** Given task **
Images are not part of the copy; transcribe all the data exactly.

** Material to process **
━━━━

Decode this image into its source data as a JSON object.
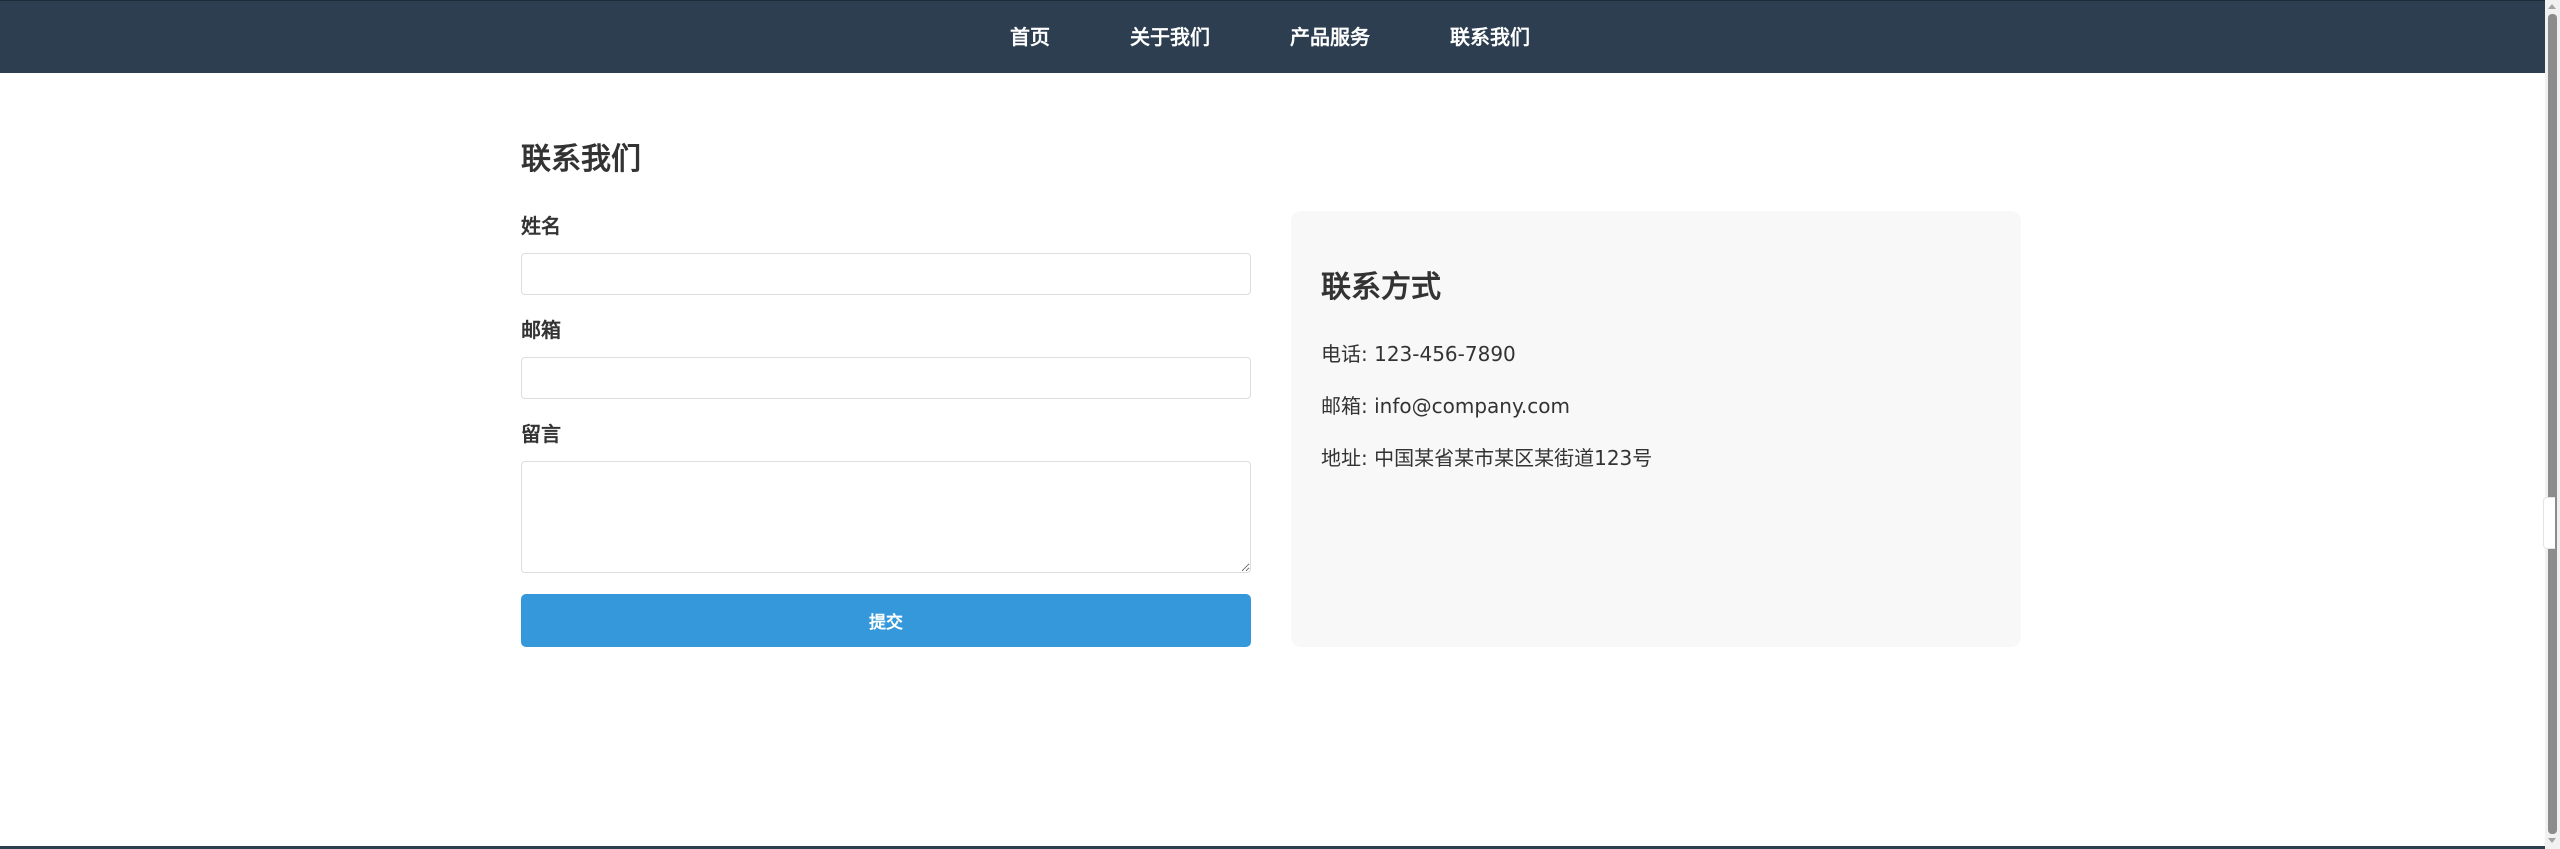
{
  "nav": {
    "items": [
      {
        "label": "首页"
      },
      {
        "label": "关于我们"
      },
      {
        "label": "产品服务"
      },
      {
        "label": "联系我们"
      }
    ]
  },
  "contact_form": {
    "title": "联系我们",
    "name_label": "姓名",
    "name_value": "",
    "email_label": "邮箱",
    "email_value": "",
    "message_label": "留言",
    "message_value": "",
    "submit_label": "提交"
  },
  "contact_info": {
    "title": "联系方式",
    "phone": "电话: 123-456-7890",
    "email": "邮箱: info@company.com",
    "address": "地址: 中国某省某市某区某街道123号"
  },
  "colors": {
    "nav_background": "#2c3e50",
    "primary_button": "#3498db",
    "card_background": "#f8f8f8"
  }
}
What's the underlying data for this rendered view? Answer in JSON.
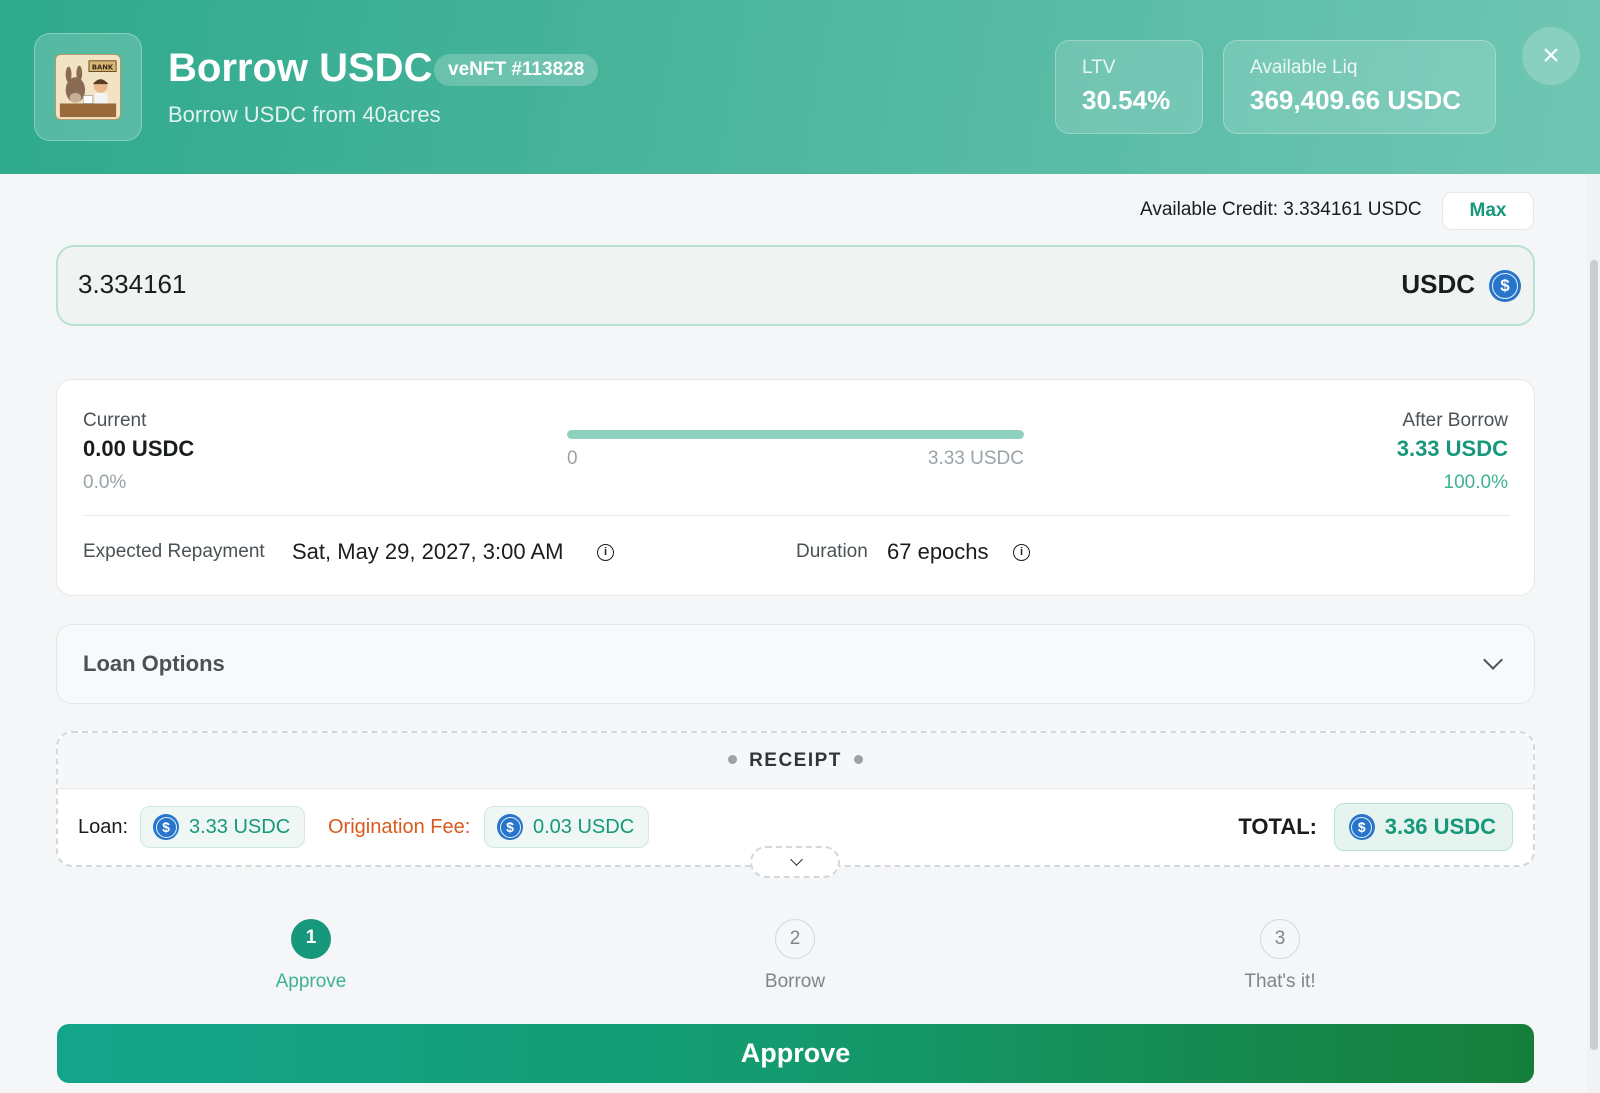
{
  "header": {
    "title": "Borrow USDC",
    "nft_badge": "veNFT #113828",
    "subtitle": "Borrow USDC from 40acres",
    "logo_text": "BANK",
    "stats": {
      "ltv_label": "LTV",
      "ltv_value": "30.54%",
      "liq_label": "Available Liq",
      "liq_value": "369,409.66 USDC"
    },
    "close_icon": "×"
  },
  "credit": {
    "text": "Available Credit: 3.334161 USDC",
    "max_label": "Max"
  },
  "amount": {
    "value": "3.334161",
    "unit": "USDC"
  },
  "summary": {
    "current_label": "Current",
    "current_value": "0.00 USDC",
    "current_pct": "0.0%",
    "bar_min": "0",
    "bar_max": "3.33 USDC",
    "bar_fill_fraction": 1.0,
    "after_label": "After Borrow",
    "after_value": "3.33 USDC",
    "after_pct": "100.0%",
    "repayment_label": "Expected Repayment",
    "repayment_value": "Sat, May 29, 2027, 3:00 AM",
    "duration_label": "Duration",
    "duration_value": "67 epochs"
  },
  "loan_options": {
    "label": "Loan Options"
  },
  "receipt": {
    "title": "RECEIPT",
    "loan_label": "Loan:",
    "loan_value": "3.33 USDC",
    "fee_label": "Origination Fee:",
    "fee_value": "0.03 USDC",
    "total_label": "TOTAL:",
    "total_value": "3.36 USDC"
  },
  "steps": [
    {
      "number": "1",
      "label": "Approve"
    },
    {
      "number": "2",
      "label": "Borrow"
    },
    {
      "number": "3",
      "label": "That's it!"
    }
  ],
  "approve_button": "Approve",
  "colors": {
    "accent": "#18987b",
    "fee_label": "#d95a1e",
    "usdc_blue": "#2775ca"
  },
  "icons": {
    "close": "close-icon",
    "info": "info-icon",
    "chevron": "chevron-down-icon",
    "coin": "usdc-coin-icon"
  }
}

━━━━

** Complete response **
Decode this image into its source data as a JSON object.
{
  "nav": {
    "items": [
      {
        "label": "首页"
      },
      {
        "label": "关于我们"
      },
      {
        "label": "产品服务"
      },
      {
        "label": "联系我们"
      }
    ]
  },
  "contact_form": {
    "title": "联系我们",
    "name_label": "姓名",
    "name_value": "",
    "email_label": "邮箱",
    "email_value": "",
    "message_label": "留言",
    "message_value": "",
    "submit_label": "提交"
  },
  "contact_info": {
    "title": "联系方式",
    "phone": "电话: 123-456-7890",
    "email": "邮箱: info@company.com",
    "address": "地址: 中国某省某市某区某街道123号"
  },
  "colors": {
    "nav_background": "#2c3e50",
    "primary_button": "#3498db",
    "card_background": "#f8f8f8"
  }
}
What's the underlying data for this rendered view? Answer in JSON.
{
  "header": {
    "title": "Borrow USDC",
    "nft_badge": "veNFT #113828",
    "subtitle": "Borrow USDC from 40acres",
    "logo_text": "BANK",
    "stats": {
      "ltv_label": "LTV",
      "ltv_value": "30.54%",
      "liq_label": "Available Liq",
      "liq_value": "369,409.66 USDC"
    },
    "close_icon": "×"
  },
  "credit": {
    "text": "Available Credit: 3.334161 USDC",
    "max_label": "Max"
  },
  "amount": {
    "value": "3.334161",
    "unit": "USDC"
  },
  "summary": {
    "current_label": "Current",
    "current_value": "0.00 USDC",
    "current_pct": "0.0%",
    "bar_min": "0",
    "bar_max": "3.33 USDC",
    "bar_fill_fraction": 1.0,
    "after_label": "After Borrow",
    "after_value": "3.33 USDC",
    "after_pct": "100.0%",
    "repayment_label": "Expected Repayment",
    "repayment_value": "Sat, May 29, 2027, 3:00 AM",
    "duration_label": "Duration",
    "duration_value": "67 epochs"
  },
  "loan_options": {
    "label": "Loan Options"
  },
  "receipt": {
    "title": "RECEIPT",
    "loan_label": "Loan:",
    "loan_value": "3.33 USDC",
    "fee_label": "Origination Fee:",
    "fee_value": "0.03 USDC",
    "total_label": "TOTAL:",
    "total_value": "3.36 USDC"
  },
  "steps": [
    {
      "number": "1",
      "label": "Approve"
    },
    {
      "number": "2",
      "label": "Borrow"
    },
    {
      "number": "3",
      "label": "That's it!"
    }
  ],
  "approve_button": "Approve",
  "colors": {
    "accent": "#18987b",
    "fee_label": "#d95a1e",
    "usdc_blue": "#2775ca"
  },
  "icons": {
    "close": "close-icon",
    "info": "info-icon",
    "chevron": "chevron-down-icon",
    "coin": "usdc-coin-icon"
  }
}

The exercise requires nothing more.